*Problem requirements*:
Present the following entries again, word for word and in full.

Dataset entries:
•••••

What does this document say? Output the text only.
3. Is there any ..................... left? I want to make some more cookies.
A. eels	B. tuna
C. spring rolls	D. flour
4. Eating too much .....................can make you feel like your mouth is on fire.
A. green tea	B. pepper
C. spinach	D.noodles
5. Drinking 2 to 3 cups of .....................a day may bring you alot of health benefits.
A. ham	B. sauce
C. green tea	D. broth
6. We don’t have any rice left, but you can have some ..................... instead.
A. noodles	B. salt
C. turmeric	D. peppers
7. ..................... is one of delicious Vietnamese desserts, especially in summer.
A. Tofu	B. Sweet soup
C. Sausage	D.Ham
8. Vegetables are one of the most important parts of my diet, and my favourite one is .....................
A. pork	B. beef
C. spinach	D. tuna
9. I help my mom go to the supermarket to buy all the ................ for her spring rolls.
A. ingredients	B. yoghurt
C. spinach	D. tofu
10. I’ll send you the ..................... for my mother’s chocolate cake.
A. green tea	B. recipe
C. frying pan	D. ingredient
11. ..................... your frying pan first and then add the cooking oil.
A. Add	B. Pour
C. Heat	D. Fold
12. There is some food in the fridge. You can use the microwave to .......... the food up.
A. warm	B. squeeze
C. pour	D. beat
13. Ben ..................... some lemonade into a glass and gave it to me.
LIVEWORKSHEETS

•••••

*Answer for this exercise*:
What does this document say? Output the text only.
3. Is there any ..................... left? I want to make some more cookies.
A. eels	B. tuna
C. spring rolls	D. flour
4. Eating too much .....................can make you feel like your mouth is on fire.
A. green tea	B. pepper
C. spinach	D.noodles
5. Drinking 2 to 3 cups of .....................a day may bring you alot of health benefits.
A. ham	B. sauce
C. green tea	D. broth
6. We don’t have any rice left, but you can have some ..................... instead.
A. noodles	B. salt
C. turmeric	D. peppers
7. ..................... is one of delicious Vietnamese desserts, especially in summer.
A. Tofu	B. Sweet soup
C. Sausage	D.Ham
8. Vegetables are one of the most important parts of my diet, and my favourite one is .....................
A. pork	B. beef
C. spinach	D. tuna
9. I help my mom go to the supermarket to buy all the ................ for her spring rolls.
A. ingredients	B. yoghurt
C. spinach	D. tofu
10. I’ll send you the ..................... for my mother’s chocolate cake.
A. green tea	B. recipe
C. frying pan	D. ingredient
11. ..................... your frying pan first and then add the cooking oil.
A. Add	B. Pour
C. Heat	D. Fold
12. There is some food in the fridge. You can use the microwave to .......... the food up.
A. warm	B. squeeze
C. pour	D. beat
13. Ben ..................... some lemonade into a glass and gave it to me.
LIVEWORKSHEETS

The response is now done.